* _Raw records_
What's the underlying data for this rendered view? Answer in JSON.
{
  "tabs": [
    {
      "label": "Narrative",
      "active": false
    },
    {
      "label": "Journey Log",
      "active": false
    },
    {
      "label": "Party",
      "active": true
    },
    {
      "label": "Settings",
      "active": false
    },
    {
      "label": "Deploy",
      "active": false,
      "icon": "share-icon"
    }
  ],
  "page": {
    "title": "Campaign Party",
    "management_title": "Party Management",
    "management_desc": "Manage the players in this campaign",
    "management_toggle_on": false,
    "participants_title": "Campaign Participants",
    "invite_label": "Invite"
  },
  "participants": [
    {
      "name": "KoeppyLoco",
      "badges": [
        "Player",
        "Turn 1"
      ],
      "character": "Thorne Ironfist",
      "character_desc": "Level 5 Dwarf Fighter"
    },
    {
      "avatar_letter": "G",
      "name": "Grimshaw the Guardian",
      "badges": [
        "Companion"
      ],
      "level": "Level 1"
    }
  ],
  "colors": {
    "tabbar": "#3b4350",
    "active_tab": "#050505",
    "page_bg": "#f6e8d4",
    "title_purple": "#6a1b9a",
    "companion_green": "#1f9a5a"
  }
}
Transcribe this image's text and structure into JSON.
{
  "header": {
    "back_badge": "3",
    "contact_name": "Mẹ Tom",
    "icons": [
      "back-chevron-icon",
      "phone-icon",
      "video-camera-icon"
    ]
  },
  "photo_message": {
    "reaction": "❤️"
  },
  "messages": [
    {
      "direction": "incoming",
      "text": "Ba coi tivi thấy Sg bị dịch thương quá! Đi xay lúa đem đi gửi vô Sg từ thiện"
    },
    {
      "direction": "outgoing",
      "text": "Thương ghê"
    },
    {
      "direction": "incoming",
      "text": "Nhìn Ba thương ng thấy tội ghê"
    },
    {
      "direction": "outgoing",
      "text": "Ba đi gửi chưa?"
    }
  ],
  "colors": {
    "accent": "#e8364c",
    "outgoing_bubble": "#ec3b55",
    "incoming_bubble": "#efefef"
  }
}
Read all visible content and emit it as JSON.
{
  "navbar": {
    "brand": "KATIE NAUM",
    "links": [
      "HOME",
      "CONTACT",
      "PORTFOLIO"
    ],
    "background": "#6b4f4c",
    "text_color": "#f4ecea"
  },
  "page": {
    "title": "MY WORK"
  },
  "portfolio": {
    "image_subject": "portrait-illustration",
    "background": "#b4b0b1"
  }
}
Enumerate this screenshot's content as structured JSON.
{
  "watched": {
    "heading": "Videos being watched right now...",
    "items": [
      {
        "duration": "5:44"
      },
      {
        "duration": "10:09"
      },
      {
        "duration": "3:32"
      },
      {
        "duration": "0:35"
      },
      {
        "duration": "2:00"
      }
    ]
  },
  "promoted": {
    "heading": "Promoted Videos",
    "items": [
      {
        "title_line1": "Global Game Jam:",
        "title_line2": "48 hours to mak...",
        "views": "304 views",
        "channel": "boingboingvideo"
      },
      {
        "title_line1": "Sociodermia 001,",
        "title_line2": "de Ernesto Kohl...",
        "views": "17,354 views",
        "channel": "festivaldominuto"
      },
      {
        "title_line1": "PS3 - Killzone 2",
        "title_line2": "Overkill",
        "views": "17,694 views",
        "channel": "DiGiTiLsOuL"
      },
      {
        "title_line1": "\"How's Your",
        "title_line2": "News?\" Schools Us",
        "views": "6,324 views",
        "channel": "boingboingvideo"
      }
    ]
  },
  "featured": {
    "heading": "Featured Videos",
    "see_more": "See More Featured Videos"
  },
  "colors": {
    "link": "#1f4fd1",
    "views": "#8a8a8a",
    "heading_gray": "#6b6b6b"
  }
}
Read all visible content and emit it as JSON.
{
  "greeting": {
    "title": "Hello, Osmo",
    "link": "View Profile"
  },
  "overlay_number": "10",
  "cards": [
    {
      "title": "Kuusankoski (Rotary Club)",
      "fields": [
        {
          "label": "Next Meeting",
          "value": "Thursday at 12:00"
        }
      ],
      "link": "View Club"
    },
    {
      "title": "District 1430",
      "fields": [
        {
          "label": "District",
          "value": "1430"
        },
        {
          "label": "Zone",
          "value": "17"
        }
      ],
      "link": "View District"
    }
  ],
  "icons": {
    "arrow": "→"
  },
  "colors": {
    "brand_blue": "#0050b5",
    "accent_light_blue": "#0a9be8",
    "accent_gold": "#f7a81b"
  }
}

* _What is expected_
Scan the records above and report how many lines include the word "this", without any other text.

* _Written response_
4